___ INPUT RECORDS ___

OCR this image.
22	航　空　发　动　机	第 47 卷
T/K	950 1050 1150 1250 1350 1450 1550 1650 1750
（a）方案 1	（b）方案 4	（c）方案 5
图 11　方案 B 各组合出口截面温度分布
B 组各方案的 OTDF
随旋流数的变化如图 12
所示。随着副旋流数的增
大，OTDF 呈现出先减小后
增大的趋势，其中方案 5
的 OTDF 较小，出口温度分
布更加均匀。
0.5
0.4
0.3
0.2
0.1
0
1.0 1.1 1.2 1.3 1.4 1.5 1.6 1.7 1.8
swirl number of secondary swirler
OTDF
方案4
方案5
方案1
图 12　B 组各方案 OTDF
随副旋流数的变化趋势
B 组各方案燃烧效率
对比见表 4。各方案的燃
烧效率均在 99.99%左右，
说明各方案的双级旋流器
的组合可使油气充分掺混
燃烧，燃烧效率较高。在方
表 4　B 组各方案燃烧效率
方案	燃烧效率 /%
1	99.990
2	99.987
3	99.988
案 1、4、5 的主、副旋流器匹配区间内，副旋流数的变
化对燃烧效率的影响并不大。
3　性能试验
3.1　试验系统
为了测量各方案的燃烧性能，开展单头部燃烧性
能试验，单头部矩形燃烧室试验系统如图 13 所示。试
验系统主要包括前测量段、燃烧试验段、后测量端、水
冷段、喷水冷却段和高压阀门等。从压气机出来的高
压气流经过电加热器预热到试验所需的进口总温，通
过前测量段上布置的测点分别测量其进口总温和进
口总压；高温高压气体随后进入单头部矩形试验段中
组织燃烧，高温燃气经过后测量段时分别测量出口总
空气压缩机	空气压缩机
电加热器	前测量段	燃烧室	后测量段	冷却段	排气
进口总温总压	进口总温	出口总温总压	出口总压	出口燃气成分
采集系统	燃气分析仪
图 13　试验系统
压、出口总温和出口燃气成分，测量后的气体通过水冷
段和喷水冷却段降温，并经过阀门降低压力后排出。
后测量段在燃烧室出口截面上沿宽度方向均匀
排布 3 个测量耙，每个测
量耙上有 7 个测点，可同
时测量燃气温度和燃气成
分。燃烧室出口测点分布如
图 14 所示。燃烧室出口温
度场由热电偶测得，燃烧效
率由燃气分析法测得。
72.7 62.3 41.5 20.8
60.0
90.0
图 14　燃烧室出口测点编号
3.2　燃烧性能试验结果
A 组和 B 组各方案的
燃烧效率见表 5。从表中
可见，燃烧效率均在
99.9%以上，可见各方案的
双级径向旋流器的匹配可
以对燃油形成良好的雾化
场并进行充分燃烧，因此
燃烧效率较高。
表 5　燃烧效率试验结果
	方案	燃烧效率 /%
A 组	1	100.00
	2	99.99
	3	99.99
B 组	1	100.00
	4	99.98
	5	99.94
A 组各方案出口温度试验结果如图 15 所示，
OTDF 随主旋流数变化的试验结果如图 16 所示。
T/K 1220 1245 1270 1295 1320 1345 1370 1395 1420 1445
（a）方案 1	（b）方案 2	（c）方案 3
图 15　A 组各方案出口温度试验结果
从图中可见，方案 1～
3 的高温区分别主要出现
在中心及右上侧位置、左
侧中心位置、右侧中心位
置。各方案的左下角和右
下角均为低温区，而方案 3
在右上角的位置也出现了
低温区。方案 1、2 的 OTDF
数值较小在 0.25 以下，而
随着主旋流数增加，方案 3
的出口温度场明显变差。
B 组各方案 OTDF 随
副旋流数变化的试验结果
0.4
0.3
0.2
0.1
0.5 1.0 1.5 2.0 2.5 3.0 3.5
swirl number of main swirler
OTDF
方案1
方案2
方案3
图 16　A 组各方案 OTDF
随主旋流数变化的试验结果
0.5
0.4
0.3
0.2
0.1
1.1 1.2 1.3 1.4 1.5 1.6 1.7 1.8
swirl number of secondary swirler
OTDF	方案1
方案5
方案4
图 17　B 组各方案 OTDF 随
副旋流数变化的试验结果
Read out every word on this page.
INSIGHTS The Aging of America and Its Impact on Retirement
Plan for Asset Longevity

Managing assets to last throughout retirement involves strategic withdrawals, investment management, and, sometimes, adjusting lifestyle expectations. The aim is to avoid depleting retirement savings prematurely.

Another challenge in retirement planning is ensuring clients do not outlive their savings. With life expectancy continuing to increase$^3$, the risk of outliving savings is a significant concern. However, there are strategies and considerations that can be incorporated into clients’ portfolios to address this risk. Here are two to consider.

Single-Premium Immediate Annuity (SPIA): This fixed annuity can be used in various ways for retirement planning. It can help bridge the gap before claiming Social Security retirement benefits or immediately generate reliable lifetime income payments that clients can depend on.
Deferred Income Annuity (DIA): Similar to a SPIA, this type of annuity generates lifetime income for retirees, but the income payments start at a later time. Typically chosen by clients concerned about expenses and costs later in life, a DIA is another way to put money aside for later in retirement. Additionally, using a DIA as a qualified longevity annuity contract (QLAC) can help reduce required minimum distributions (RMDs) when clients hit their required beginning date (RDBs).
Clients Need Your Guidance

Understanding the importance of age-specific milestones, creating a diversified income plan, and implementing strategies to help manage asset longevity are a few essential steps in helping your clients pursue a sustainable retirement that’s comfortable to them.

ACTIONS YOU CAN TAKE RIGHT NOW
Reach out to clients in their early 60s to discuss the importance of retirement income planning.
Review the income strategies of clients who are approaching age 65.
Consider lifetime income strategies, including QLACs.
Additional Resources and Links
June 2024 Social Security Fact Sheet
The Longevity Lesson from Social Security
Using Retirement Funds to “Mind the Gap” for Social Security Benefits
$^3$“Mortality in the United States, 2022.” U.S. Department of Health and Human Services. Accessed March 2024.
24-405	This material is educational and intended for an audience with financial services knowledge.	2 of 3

___

**REQUEST**
Repeat the records above exactly, from the first line to the last.

**TASK SOLUTION**
OCR this image.
22	航　空　发　动　机	第 47 卷
T/K	950 1050 1150 1250 1350 1450 1550 1650 1750
（a）方案 1	（b）方案 4	（c）方案 5
图 11　方案 B 各组合出口截面温度分布
B 组各方案的 OTDF
随旋流数的变化如图 12
所示。随着副旋流数的增
大，OTDF 呈现出先减小后
增大的趋势，其中方案 5
的 OTDF 较小，出口温度分
布更加均匀。
0.5
0.4
0.3
0.2
0.1
0
1.0 1.1 1.2 1.3 1.4 1.5 1.6 1.7 1.8
swirl number of secondary swirler
OTDF
方案4
方案5
方案1
图 12　B 组各方案 OTDF
随副旋流数的变化趋势
B 组各方案燃烧效率
对比见表 4。各方案的燃
烧效率均在 99.99%左右，
说明各方案的双级旋流器
的组合可使油气充分掺混
燃烧，燃烧效率较高。在方
表 4　B 组各方案燃烧效率
方案	燃烧效率 /%
1	99.990
2	99.987
3	99.988
案 1、4、5 的主、副旋流器匹配区间内，副旋流数的变
化对燃烧效率的影响并不大。
3　性能试验
3.1　试验系统
为了测量各方案的燃烧性能，开展单头部燃烧性
能试验，单头部矩形燃烧室试验系统如图 13 所示。试
验系统主要包括前测量段、燃烧试验段、后测量端、水
冷段、喷水冷却段和高压阀门等。从压气机出来的高
压气流经过电加热器预热到试验所需的进口总温，通
过前测量段上布置的测点分别测量其进口总温和进
口总压；高温高压气体随后进入单头部矩形试验段中
组织燃烧，高温燃气经过后测量段时分别测量出口总
空气压缩机	空气压缩机
电加热器	前测量段	燃烧室	后测量段	冷却段	排气
进口总温总压	进口总温	出口总温总压	出口总压	出口燃气成分
采集系统	燃气分析仪
图 13　试验系统
压、出口总温和出口燃气成分，测量后的气体通过水冷
段和喷水冷却段降温，并经过阀门降低压力后排出。
后测量段在燃烧室出口截面上沿宽度方向均匀
排布 3 个测量耙，每个测
量耙上有 7 个测点，可同
时测量燃气温度和燃气成
分。燃烧室出口测点分布如
图 14 所示。燃烧室出口温
度场由热电偶测得，燃烧效
率由燃气分析法测得。
72.7 62.3 41.5 20.8
60.0
90.0
图 14　燃烧室出口测点编号
3.2　燃烧性能试验结果
A 组和 B 组各方案的
燃烧效率见表 5。从表中
可见，燃烧效率均在
99.9%以上，可见各方案的
双级径向旋流器的匹配可
以对燃油形成良好的雾化
场并进行充分燃烧，因此
燃烧效率较高。
表 5　燃烧效率试验结果
	方案	燃烧效率 /%
A 组	1	100.00
	2	99.99
	3	99.99
B 组	1	100.00
	4	99.98
	5	99.94
A 组各方案出口温度试验结果如图 15 所示，
OTDF 随主旋流数变化的试验结果如图 16 所示。
T/K 1220 1245 1270 1295 1320 1345 1370 1395 1420 1445
（a）方案 1	（b）方案 2	（c）方案 3
图 15　A 组各方案出口温度试验结果
从图中可见，方案 1～
3 的高温区分别主要出现
在中心及右上侧位置、左
侧中心位置、右侧中心位
置。各方案的左下角和右
下角均为低温区，而方案 3
在右上角的位置也出现了
低温区。方案 1、2 的 OTDF
数值较小在 0.25 以下，而
随着主旋流数增加，方案 3
的出口温度场明显变差。
B 组各方案 OTDF 随
副旋流数变化的试验结果
0.4
0.3
0.2
0.1
0.5 1.0 1.5 2.0 2.5 3.0 3.5
swirl number of main swirler
OTDF
方案1
方案2
方案3
图 16　A 组各方案 OTDF
随主旋流数变化的试验结果
0.5
0.4
0.3
0.2
0.1
1.1 1.2 1.3 1.4 1.5 1.6 1.7 1.8
swirl number of secondary swirler
OTDF	方案1
方案5
方案4
图 17　B 组各方案 OTDF 随
副旋流数变化的试验结果
Read out every word on this page.
INSIGHTS The Aging of America and Its Impact on Retirement
Plan for Asset Longevity

Managing assets to last throughout retirement involves strategic withdrawals, investment management, and, sometimes, adjusting lifestyle expectations. The aim is to avoid depleting retirement savings prematurely.

Another challenge in retirement planning is ensuring clients do not outlive their savings. With life expectancy continuing to increase$^3$, the risk of outliving savings is a significant concern. However, there are strategies and considerations that can be incorporated into clients’ portfolios to address this risk. Here are two to consider.

Single-Premium Immediate Annuity (SPIA): This fixed annuity can be used in various ways for retirement planning. It can help bridge the gap before claiming Social Security retirement benefits or immediately generate reliable lifetime income payments that clients can depend on.
Deferred Income Annuity (DIA): Similar to a SPIA, this type of annuity generates lifetime income for retirees, but the income payments start at a later time. Typically chosen by clients concerned about expenses and costs later in life, a DIA is another way to put money aside for later in retirement. Additionally, using a DIA as a qualified longevity annuity contract (QLAC) can help reduce required minimum distributions (RMDs) when clients hit their required beginning date (RDBs).
Clients Need Your Guidance

Understanding the importance of age-specific milestones, creating a diversified income plan, and implementing strategies to help manage asset longevity are a few essential steps in helping your clients pursue a sustainable retirement that’s comfortable to them.

ACTIONS YOU CAN TAKE RIGHT NOW
Reach out to clients in their early 60s to discuss the importance of retirement income planning.
Review the income strategies of clients who are approaching age 65.
Consider lifetime income strategies, including QLACs.
Additional Resources and Links
June 2024 Social Security Fact Sheet
The Longevity Lesson from Social Security
Using Retirement Funds to “Mind the Gap” for Social Security Benefits
$^3$“Mortality in the United States, 2022.” U.S. Department of Health and Human Services. Accessed March 2024.
24-405	This material is educational and intended for an audience with financial services knowledge.	2 of 3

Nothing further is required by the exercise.